→ WHAT TO PRODUCE:
Show all lines from the listing below that contain "this".

(Data records)
● ● ● ● ● ● ●
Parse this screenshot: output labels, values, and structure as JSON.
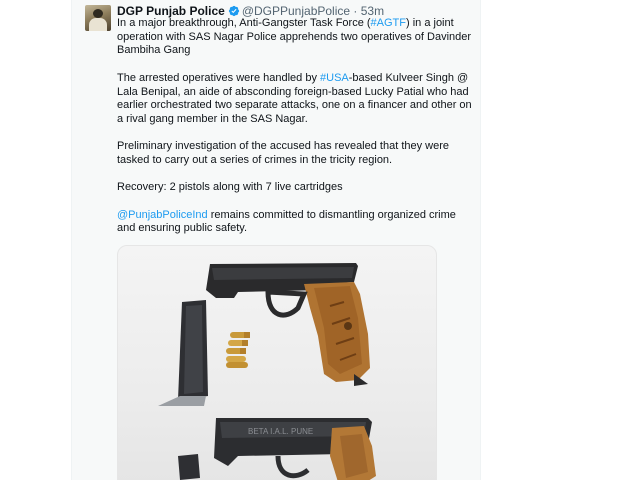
{
  "tweet": {
    "author_name": "DGP Punjab Police",
    "handle": "@DGPPunjabPolice",
    "separator": "·",
    "time": "53m",
    "p1": {
      "before": "In a major breakthrough, Anti-Gangster Task Force (",
      "hashtag": "#AGTF",
      "after": ") in a joint operation with SAS Nagar Police apprehends two operatives of Davinder Bambiha Gang"
    },
    "p2": {
      "before": "The arrested operatives were handled by ",
      "hashtag": "#USA",
      "after": "-based Kulveer Singh @ Lala Benipal, an aide of absconding foreign-based Lucky Patial who had earlier orchestrated two separate attacks, one on a financer and other on a rival gang member in the SAS Nagar."
    },
    "p3": "Preliminary investigation of the accused has revealed that they were tasked to carry out a series of crimes in the tricity region.",
    "p4": "Recovery: 2 pistols along with 7 live cartridges",
    "p5": {
      "mention": "@PunjabPoliceInd",
      "after": " remains committed to dismantling organized crime and ensuring public safety."
    },
    "pistol_engraving": "BETA I.A.L. PUNE"
  },
  "colors": {
    "link": "#1d9bf0",
    "verified": "#1d9bf0",
    "muted": "#536471",
    "text": "#0f1419",
    "column_bg": "#f7f9f9"
  },
  "icons": {
    "verified": "verified-badge-icon"
  }
}
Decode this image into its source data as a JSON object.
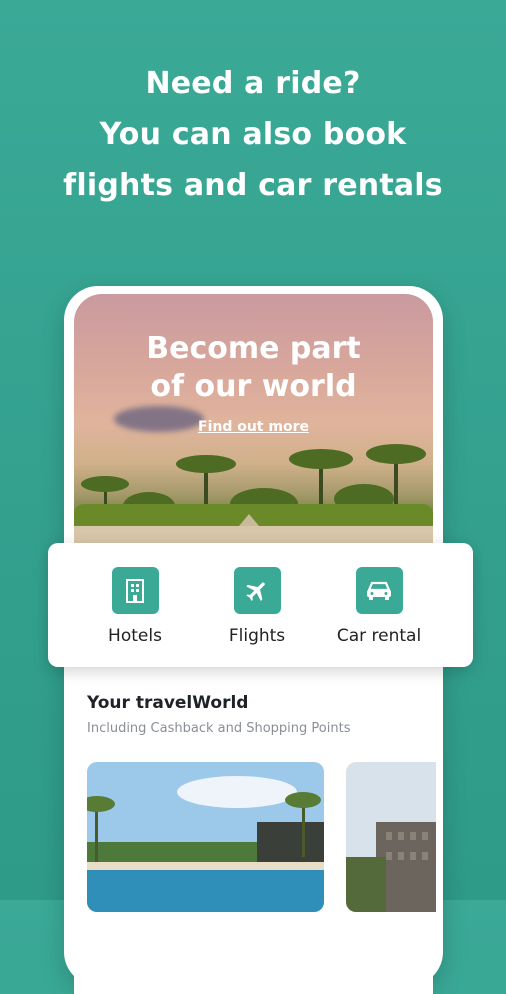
{
  "headline": {
    "line1": "Need a ride?",
    "line2": "You can also book",
    "line3": "flights and car rentals"
  },
  "hero": {
    "title_line1": "Become part",
    "title_line2": "of our world",
    "link": "Find out more"
  },
  "categories": [
    {
      "label": "Hotels",
      "icon": "hotel-building-icon"
    },
    {
      "label": "Flights",
      "icon": "airplane-icon"
    },
    {
      "label": "Car rental",
      "icon": "car-icon"
    }
  ],
  "section": {
    "title": "Your travelWorld",
    "subtitle": "Including Cashback and Shopping Points"
  },
  "colors": {
    "accent": "#3aa996",
    "background": "#2e9a88"
  }
}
● ● ● ● ● ● ●
→ TASK RESPONSE:
Parse this screenshot: output labels, values, and structure as JSON.
Decode this image into its source data as a JSON object.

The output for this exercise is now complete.